*WHAT IS BEING ASKED*
Tally up how many lines in the listing below contain the string "출발임박", and give only the total.

*MATERIAL PROVIDED*
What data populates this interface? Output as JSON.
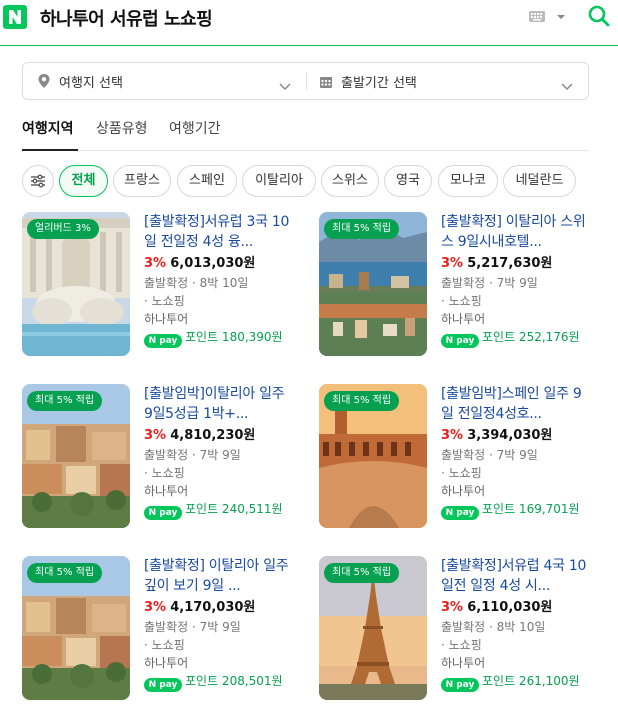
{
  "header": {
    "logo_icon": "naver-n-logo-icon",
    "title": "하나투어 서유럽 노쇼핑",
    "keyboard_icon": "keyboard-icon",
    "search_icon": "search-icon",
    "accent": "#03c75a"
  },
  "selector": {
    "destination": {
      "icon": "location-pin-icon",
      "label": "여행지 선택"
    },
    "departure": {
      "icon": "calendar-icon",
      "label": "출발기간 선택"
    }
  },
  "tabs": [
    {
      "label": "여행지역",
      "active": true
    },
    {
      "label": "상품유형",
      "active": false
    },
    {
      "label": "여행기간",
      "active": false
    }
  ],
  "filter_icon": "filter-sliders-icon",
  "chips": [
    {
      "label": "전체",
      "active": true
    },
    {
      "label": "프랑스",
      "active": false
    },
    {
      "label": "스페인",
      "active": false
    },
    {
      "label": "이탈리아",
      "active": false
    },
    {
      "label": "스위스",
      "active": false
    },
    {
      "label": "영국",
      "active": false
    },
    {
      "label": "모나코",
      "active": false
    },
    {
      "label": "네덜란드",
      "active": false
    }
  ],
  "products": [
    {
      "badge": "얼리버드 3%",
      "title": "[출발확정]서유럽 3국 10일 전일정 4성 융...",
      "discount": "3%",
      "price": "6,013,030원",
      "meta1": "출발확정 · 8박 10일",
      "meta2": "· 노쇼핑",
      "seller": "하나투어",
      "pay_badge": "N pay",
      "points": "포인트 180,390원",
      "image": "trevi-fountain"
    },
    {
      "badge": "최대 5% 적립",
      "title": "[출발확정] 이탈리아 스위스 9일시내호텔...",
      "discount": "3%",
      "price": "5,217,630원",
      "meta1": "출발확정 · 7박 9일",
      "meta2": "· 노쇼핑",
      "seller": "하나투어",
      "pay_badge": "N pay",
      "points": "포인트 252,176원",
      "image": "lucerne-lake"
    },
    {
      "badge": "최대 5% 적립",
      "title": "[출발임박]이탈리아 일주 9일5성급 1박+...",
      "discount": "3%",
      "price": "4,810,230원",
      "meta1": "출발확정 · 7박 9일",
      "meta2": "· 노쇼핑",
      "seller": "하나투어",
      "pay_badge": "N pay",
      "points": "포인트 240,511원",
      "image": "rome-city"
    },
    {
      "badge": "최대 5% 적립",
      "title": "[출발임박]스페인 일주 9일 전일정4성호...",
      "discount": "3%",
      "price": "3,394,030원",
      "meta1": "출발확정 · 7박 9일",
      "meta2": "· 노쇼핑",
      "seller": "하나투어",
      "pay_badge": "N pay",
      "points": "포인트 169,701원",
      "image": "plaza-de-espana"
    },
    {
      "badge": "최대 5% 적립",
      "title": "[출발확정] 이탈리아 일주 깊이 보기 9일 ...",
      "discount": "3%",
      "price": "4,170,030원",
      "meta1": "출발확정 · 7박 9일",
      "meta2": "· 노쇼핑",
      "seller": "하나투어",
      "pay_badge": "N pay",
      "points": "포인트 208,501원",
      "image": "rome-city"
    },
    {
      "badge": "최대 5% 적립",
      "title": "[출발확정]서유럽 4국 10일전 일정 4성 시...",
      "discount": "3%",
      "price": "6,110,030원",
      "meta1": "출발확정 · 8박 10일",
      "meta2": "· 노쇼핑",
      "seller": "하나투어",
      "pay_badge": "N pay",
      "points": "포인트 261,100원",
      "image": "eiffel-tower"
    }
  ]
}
...
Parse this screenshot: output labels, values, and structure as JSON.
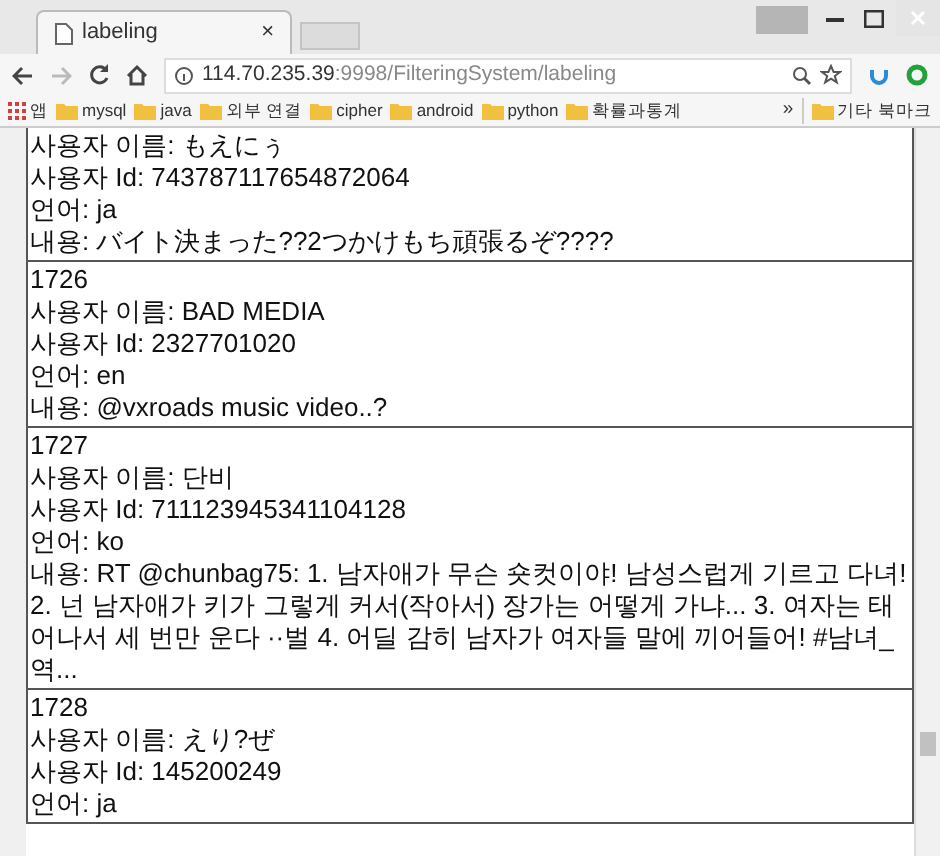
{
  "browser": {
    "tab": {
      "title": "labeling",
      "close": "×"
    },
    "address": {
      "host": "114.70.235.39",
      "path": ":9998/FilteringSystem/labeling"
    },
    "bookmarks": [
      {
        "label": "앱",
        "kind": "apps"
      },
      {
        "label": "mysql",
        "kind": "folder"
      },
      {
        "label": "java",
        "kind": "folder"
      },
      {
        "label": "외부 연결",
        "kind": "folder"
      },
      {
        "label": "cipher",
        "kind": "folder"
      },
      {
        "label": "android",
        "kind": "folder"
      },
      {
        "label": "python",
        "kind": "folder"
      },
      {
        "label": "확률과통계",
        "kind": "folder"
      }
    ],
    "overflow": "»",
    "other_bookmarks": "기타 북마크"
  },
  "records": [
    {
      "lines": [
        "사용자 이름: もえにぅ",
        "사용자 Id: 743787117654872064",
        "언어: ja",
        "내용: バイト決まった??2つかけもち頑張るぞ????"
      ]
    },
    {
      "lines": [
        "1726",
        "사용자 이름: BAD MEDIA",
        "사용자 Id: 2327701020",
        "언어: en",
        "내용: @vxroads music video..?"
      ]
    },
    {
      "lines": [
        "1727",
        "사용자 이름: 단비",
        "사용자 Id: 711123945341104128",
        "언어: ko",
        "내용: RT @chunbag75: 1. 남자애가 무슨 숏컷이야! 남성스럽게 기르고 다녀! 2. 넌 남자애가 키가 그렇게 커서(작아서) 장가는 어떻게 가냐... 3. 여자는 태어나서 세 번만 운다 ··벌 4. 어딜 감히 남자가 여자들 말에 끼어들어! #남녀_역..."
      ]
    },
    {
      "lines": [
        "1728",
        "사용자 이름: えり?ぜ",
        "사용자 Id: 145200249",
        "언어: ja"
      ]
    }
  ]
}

*EXERCISE OUTPUT*
2